■ Description of the task: Work out how many lines of the listing hold the string "screenshot". Answer with that number alone.

■ Listing:
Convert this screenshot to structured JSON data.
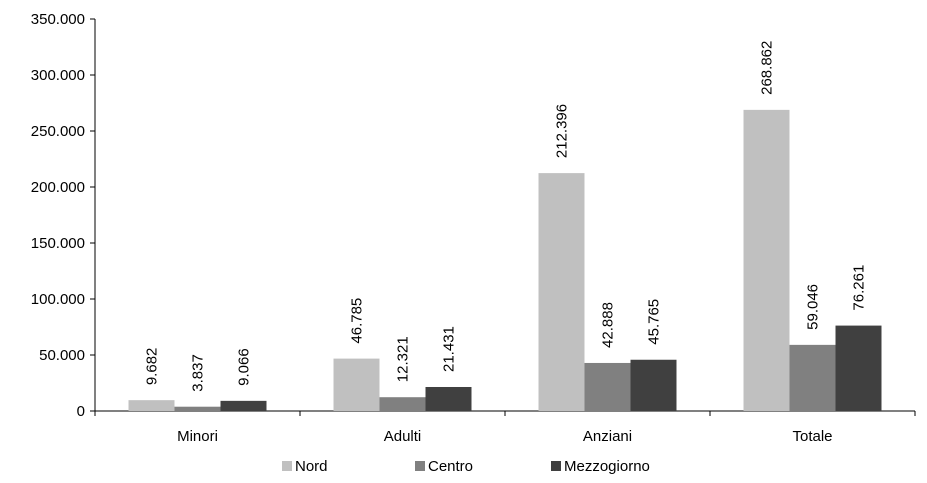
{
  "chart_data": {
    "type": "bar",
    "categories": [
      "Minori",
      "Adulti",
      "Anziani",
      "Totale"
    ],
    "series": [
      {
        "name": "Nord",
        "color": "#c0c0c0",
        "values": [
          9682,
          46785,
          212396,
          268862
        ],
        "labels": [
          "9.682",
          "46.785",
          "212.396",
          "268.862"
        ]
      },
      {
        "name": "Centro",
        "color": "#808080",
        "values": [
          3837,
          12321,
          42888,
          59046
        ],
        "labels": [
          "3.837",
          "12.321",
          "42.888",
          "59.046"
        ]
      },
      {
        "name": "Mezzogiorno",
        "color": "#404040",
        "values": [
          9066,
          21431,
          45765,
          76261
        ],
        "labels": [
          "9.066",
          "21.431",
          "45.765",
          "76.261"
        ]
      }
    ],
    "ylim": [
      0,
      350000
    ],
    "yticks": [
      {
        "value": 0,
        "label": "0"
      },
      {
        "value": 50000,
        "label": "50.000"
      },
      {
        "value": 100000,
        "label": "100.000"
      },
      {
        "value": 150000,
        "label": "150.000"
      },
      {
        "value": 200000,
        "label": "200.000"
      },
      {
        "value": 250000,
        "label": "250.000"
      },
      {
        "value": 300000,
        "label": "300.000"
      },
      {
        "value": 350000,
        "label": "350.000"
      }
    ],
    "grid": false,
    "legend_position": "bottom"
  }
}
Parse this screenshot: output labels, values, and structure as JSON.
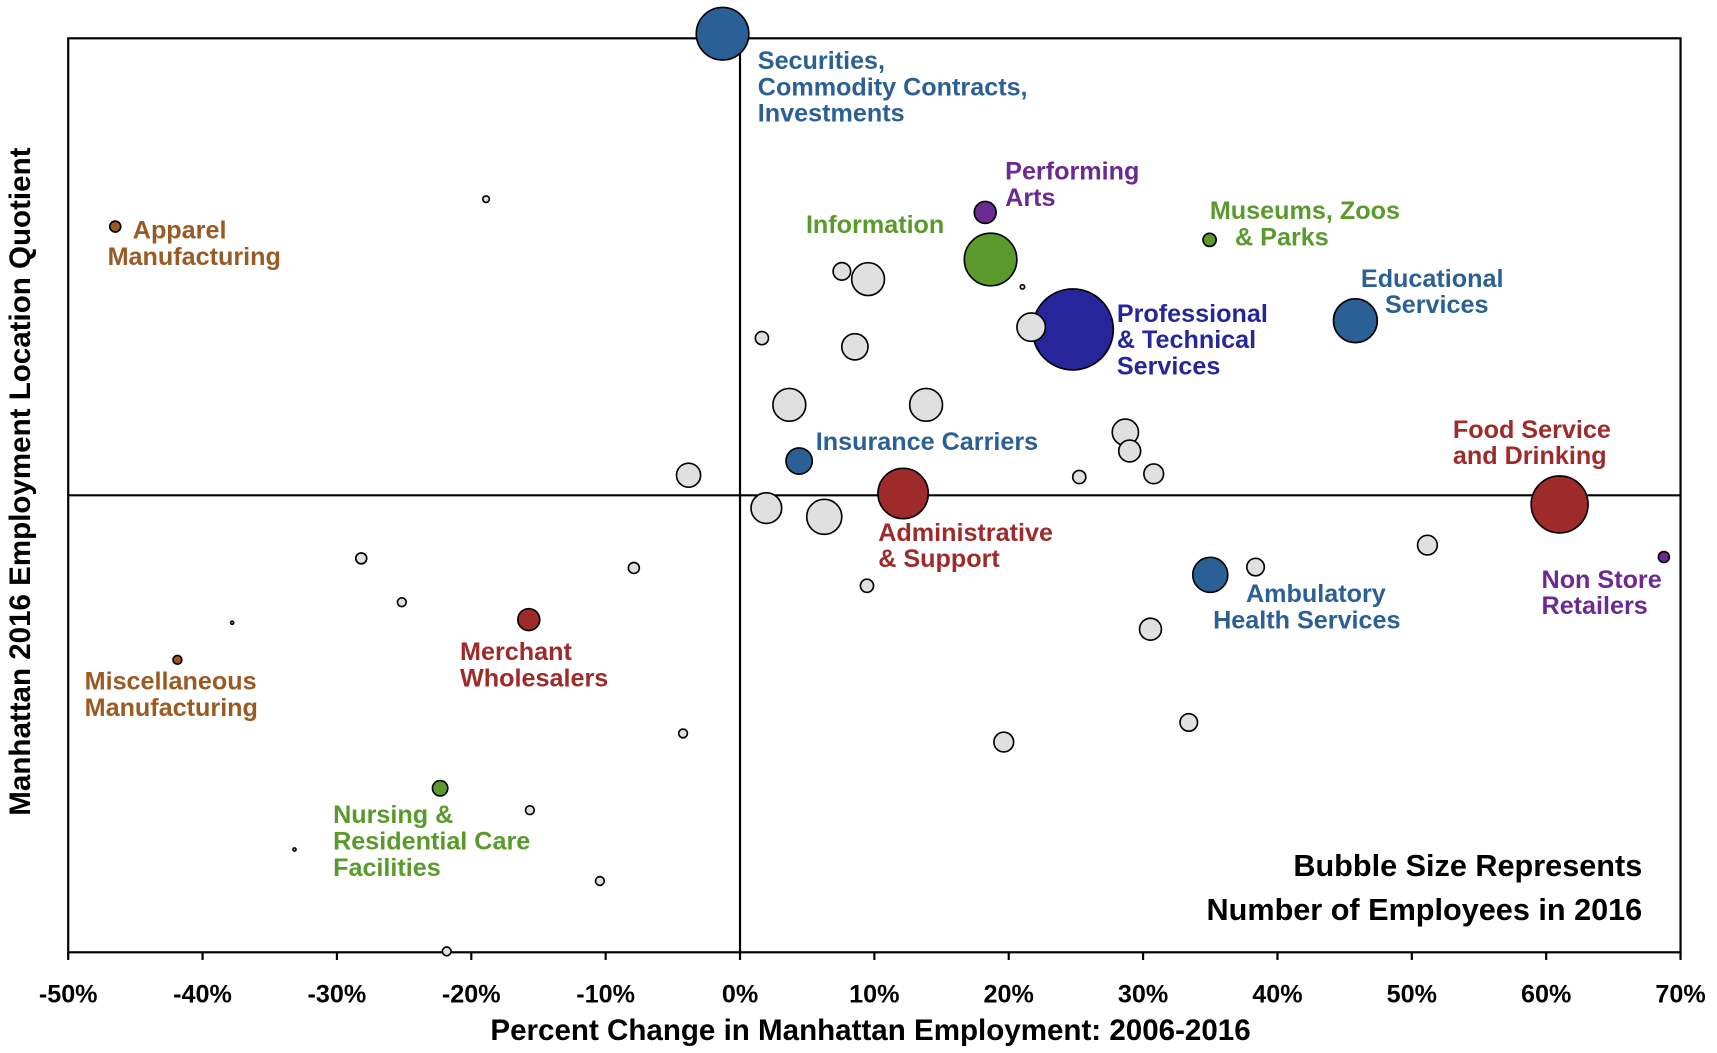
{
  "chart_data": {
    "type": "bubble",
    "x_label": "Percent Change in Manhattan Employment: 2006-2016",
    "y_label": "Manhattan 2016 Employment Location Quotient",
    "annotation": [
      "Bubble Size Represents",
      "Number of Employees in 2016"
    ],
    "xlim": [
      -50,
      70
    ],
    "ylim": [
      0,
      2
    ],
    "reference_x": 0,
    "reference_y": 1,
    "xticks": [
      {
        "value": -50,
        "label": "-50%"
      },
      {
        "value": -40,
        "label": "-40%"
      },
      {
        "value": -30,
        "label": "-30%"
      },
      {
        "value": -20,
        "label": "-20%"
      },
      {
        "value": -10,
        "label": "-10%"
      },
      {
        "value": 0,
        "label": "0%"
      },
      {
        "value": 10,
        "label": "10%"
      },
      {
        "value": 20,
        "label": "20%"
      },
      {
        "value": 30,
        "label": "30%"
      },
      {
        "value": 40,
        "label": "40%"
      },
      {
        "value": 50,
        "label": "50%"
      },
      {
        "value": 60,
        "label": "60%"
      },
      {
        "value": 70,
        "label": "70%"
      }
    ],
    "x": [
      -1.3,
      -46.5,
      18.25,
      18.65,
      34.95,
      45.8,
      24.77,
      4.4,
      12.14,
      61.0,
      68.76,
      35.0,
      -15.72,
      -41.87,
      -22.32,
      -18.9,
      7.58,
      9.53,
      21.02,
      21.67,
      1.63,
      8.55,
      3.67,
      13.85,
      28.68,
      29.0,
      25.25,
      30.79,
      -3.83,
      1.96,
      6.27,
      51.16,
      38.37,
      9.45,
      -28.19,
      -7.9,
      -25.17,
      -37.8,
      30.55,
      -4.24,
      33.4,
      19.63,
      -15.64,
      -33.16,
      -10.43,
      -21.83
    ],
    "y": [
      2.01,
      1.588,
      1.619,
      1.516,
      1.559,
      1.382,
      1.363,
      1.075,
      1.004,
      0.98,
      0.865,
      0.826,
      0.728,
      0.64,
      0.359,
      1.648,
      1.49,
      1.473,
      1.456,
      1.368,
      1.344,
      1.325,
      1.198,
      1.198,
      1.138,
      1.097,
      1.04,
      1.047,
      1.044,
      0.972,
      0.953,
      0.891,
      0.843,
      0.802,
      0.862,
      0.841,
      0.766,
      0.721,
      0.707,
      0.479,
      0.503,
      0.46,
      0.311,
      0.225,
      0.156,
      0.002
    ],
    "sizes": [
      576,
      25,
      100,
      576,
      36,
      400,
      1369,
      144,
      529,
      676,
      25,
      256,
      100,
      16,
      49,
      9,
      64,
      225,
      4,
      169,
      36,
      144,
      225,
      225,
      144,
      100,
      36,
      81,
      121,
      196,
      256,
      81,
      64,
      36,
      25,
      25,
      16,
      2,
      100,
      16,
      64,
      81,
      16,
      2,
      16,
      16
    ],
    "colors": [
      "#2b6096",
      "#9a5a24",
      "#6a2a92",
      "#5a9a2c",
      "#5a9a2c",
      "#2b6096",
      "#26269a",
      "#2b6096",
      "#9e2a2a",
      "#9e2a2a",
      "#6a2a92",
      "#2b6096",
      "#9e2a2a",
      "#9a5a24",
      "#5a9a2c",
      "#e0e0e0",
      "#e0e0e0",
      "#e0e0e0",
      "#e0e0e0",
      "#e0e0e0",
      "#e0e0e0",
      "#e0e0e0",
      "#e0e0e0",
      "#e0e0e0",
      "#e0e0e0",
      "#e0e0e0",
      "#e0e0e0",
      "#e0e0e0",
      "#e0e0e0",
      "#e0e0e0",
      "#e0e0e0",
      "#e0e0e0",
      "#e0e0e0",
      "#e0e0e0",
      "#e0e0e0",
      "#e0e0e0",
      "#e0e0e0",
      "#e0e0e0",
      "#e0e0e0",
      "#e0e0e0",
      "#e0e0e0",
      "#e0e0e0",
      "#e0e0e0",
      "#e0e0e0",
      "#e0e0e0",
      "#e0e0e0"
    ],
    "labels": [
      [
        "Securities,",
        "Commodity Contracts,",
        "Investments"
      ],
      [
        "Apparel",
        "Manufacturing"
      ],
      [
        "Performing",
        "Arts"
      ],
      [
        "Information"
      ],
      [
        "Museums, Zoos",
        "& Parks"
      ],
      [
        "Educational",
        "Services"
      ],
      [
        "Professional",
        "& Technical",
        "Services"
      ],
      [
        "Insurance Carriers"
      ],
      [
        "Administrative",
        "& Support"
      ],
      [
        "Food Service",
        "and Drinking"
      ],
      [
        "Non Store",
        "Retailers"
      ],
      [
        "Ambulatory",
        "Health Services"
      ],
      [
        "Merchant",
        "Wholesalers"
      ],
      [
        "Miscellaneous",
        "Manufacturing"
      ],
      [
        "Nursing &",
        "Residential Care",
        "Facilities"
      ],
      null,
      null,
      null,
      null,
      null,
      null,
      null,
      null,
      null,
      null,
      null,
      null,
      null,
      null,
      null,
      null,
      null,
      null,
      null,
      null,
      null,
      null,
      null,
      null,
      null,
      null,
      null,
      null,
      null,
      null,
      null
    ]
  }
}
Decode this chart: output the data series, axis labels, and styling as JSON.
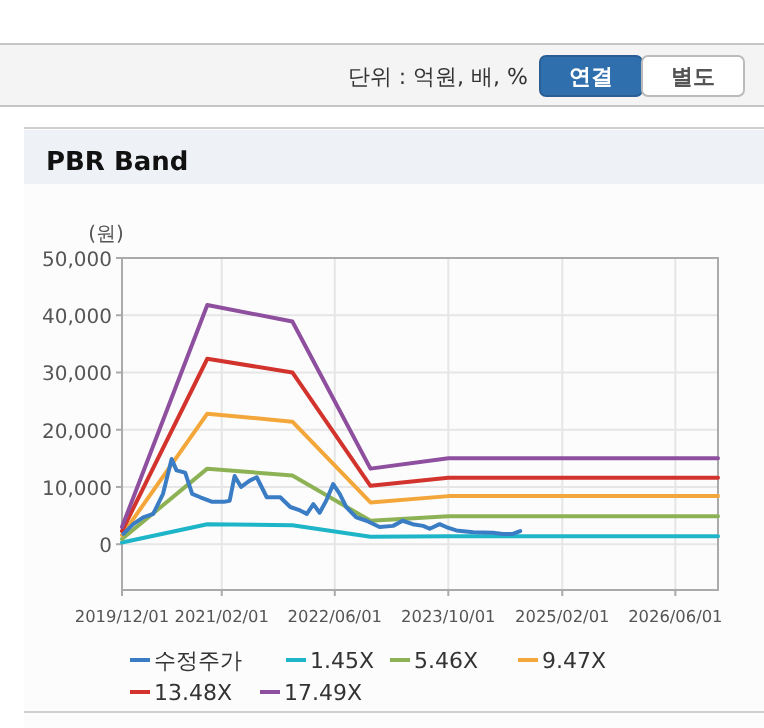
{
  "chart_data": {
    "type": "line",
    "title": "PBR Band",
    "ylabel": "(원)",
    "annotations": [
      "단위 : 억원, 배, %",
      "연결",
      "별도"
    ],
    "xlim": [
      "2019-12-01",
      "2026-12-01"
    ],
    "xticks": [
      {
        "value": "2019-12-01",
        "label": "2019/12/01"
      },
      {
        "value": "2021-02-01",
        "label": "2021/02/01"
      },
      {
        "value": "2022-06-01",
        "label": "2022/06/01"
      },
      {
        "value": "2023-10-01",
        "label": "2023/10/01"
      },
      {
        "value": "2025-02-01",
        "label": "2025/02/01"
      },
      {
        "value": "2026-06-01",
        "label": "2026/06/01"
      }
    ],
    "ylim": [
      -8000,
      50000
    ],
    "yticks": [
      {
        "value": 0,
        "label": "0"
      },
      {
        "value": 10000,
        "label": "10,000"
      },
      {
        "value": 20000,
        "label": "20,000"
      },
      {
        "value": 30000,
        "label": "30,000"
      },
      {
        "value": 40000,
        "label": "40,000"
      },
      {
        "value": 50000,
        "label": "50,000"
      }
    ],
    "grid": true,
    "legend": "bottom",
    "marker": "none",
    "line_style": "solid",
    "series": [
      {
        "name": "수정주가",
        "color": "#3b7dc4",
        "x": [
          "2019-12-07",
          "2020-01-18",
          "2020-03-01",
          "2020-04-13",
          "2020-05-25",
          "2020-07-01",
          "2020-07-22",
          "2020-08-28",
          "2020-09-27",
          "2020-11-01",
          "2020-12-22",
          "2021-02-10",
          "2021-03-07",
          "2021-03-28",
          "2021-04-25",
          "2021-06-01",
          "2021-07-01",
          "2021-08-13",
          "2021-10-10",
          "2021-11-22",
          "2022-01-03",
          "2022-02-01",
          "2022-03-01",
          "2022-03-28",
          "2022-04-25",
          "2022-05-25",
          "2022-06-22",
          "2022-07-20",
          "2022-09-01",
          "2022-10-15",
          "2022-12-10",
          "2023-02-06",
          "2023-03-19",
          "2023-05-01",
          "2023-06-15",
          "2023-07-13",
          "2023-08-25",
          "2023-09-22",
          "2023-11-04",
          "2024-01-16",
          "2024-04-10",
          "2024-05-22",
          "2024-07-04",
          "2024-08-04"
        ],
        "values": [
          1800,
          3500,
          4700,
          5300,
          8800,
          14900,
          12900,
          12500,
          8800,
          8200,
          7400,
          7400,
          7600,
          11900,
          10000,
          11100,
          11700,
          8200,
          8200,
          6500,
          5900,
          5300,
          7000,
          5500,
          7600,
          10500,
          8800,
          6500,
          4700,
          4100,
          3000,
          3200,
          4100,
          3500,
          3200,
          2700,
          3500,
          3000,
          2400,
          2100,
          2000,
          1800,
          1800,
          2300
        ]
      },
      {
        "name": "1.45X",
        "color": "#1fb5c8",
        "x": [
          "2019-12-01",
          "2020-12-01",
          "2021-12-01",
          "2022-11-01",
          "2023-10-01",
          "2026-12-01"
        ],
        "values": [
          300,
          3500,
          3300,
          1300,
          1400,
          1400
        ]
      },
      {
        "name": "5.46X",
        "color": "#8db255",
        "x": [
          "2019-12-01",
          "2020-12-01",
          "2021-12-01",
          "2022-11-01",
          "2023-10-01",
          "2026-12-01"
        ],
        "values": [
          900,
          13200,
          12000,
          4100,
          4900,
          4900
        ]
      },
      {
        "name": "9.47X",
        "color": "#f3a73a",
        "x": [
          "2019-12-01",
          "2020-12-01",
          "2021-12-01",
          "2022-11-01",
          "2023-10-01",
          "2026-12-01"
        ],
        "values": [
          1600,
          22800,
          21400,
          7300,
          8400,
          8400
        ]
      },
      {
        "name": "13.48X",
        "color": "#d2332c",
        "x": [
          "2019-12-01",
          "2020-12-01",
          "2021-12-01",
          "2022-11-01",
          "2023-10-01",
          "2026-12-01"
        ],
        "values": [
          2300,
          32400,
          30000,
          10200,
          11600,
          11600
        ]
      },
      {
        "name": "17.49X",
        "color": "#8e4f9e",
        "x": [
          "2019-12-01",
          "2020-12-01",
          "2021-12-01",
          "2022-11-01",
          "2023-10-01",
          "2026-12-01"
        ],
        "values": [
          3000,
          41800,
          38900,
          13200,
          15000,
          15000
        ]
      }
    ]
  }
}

■ Reply: 2